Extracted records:
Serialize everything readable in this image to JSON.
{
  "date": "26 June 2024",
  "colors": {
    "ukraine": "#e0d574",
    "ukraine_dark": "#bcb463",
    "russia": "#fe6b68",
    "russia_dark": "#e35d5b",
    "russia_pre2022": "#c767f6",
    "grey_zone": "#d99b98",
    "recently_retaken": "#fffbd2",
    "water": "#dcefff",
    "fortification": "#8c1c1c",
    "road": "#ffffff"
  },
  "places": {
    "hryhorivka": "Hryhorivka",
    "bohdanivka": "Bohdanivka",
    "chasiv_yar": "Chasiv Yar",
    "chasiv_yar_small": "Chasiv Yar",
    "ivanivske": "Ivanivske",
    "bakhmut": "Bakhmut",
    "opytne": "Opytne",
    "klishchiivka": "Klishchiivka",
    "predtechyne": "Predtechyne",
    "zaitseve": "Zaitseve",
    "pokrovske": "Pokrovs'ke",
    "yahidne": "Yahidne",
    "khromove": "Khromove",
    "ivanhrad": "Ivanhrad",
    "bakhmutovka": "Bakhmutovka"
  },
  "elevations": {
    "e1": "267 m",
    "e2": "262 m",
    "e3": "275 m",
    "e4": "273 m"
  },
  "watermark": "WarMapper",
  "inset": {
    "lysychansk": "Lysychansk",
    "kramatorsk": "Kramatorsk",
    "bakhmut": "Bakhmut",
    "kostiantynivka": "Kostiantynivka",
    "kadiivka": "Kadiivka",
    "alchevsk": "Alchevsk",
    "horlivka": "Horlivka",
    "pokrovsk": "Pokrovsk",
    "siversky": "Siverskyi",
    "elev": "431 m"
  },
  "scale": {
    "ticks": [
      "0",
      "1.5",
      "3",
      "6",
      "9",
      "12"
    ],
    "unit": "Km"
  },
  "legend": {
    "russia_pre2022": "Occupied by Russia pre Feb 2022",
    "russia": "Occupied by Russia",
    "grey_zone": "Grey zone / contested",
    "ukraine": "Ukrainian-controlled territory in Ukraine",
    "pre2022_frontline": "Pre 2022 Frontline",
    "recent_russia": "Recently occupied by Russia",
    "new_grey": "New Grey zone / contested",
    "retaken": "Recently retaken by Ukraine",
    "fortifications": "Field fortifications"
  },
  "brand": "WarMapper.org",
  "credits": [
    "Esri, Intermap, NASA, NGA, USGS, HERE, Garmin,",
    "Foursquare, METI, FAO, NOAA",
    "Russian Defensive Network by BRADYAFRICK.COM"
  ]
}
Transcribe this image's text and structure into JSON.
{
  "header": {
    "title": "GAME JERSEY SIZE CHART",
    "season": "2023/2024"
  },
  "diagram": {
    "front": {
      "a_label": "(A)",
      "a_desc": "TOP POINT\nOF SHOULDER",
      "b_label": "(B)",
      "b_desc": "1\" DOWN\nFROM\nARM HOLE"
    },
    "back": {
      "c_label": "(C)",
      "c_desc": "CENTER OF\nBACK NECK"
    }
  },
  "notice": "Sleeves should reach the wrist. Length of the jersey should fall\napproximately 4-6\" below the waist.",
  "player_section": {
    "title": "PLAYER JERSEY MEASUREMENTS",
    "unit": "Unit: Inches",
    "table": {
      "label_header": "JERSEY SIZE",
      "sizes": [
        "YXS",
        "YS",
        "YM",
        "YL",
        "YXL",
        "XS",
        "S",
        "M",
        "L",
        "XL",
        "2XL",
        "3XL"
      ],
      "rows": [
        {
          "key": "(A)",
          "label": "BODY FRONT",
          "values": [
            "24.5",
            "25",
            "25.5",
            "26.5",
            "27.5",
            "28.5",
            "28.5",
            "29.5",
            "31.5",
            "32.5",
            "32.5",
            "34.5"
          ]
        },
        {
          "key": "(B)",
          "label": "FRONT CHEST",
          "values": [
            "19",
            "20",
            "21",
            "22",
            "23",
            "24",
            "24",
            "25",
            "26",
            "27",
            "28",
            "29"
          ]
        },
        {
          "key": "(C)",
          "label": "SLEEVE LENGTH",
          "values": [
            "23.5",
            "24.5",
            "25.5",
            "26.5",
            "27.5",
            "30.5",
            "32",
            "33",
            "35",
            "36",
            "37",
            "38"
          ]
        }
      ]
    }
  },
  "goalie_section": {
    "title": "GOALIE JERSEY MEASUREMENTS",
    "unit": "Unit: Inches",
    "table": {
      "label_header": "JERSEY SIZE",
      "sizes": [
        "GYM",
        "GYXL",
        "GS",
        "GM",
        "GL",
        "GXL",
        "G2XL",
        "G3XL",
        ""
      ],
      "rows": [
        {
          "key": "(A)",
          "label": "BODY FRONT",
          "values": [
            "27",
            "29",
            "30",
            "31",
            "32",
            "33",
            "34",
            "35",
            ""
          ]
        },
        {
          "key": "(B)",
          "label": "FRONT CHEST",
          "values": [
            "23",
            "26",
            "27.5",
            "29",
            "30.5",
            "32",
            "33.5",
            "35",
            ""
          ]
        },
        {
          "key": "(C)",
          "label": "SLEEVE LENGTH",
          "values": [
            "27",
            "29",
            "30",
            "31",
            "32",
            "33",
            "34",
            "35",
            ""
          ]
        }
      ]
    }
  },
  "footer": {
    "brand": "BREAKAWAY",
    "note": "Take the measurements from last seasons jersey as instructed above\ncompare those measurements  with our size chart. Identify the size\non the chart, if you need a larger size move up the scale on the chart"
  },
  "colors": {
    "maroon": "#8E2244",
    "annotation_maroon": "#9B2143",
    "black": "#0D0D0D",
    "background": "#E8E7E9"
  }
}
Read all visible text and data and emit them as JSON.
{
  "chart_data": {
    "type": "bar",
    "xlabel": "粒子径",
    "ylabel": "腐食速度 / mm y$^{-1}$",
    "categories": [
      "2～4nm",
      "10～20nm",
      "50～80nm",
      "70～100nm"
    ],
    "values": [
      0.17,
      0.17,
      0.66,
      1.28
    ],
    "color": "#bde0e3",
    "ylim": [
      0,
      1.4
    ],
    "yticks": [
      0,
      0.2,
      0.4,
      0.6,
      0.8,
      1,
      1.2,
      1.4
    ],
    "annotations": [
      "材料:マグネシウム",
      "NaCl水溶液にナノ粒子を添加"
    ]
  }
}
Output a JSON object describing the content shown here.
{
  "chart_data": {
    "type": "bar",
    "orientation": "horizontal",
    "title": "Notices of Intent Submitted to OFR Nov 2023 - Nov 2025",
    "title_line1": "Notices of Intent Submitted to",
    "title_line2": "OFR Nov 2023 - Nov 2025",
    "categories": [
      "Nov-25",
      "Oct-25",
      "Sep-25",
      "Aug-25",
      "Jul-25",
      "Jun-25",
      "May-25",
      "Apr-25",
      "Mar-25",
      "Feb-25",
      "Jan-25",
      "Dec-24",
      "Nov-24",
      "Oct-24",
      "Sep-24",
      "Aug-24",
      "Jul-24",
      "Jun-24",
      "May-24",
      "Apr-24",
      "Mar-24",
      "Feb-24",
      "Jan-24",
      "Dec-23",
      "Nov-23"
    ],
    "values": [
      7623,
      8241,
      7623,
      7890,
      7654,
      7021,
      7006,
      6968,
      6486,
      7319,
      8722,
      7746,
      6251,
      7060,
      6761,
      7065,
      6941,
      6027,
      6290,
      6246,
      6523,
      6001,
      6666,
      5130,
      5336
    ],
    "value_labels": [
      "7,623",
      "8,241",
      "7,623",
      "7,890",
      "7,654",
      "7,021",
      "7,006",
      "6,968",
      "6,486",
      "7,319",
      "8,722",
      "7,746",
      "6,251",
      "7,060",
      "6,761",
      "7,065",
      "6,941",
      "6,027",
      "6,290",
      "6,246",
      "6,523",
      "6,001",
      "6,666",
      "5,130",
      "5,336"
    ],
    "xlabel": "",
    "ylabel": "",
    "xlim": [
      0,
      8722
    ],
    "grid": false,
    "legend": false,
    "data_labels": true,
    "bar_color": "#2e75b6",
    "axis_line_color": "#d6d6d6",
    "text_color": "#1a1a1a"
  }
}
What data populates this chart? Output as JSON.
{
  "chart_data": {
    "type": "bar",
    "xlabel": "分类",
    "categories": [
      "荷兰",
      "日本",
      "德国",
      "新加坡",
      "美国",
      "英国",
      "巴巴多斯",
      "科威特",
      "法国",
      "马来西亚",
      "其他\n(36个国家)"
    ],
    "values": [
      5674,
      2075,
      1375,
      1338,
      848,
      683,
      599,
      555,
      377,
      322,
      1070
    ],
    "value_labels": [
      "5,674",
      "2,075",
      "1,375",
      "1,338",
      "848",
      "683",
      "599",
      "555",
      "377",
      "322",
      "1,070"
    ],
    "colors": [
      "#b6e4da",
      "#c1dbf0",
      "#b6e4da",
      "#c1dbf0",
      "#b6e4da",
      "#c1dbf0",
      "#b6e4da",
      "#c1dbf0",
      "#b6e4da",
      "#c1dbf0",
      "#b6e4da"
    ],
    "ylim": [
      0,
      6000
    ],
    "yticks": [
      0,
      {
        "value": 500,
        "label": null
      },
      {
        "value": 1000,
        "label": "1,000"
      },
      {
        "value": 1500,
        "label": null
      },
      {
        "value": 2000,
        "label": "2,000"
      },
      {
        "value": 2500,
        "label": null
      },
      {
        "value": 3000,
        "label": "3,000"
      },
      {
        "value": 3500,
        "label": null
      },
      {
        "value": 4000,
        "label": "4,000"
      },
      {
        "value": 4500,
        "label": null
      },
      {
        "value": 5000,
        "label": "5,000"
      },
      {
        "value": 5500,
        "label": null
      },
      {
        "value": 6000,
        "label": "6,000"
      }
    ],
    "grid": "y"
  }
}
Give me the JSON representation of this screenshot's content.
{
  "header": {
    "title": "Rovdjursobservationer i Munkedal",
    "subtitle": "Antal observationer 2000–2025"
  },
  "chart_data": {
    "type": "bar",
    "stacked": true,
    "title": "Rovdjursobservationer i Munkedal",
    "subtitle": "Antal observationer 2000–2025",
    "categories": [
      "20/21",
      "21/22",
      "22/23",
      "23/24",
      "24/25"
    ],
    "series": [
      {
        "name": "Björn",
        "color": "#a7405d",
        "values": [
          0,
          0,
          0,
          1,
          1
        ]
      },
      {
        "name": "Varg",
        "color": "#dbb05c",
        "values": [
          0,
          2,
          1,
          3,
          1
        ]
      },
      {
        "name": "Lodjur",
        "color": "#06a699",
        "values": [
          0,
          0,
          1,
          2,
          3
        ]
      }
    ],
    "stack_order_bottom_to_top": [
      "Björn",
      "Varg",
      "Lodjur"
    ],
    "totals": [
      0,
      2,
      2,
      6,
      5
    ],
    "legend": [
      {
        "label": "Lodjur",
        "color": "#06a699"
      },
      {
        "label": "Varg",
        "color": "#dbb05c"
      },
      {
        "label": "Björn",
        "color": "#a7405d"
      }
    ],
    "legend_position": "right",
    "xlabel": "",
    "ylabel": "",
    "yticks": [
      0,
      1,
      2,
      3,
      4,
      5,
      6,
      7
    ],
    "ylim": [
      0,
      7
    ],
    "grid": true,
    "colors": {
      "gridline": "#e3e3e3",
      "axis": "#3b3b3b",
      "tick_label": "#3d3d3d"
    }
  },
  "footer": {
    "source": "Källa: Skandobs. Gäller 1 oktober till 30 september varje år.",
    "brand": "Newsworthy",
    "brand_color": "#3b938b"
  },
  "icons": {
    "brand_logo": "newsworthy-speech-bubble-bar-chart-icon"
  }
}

TASK REQUIREMENTS: Return all lines containing the word "Chasiv".

OUTPUT FOR THIS EXERCISE:
    "chasiv_yar": "Chasiv Yar",
    "chasiv_yar_small": "Chasiv Yar",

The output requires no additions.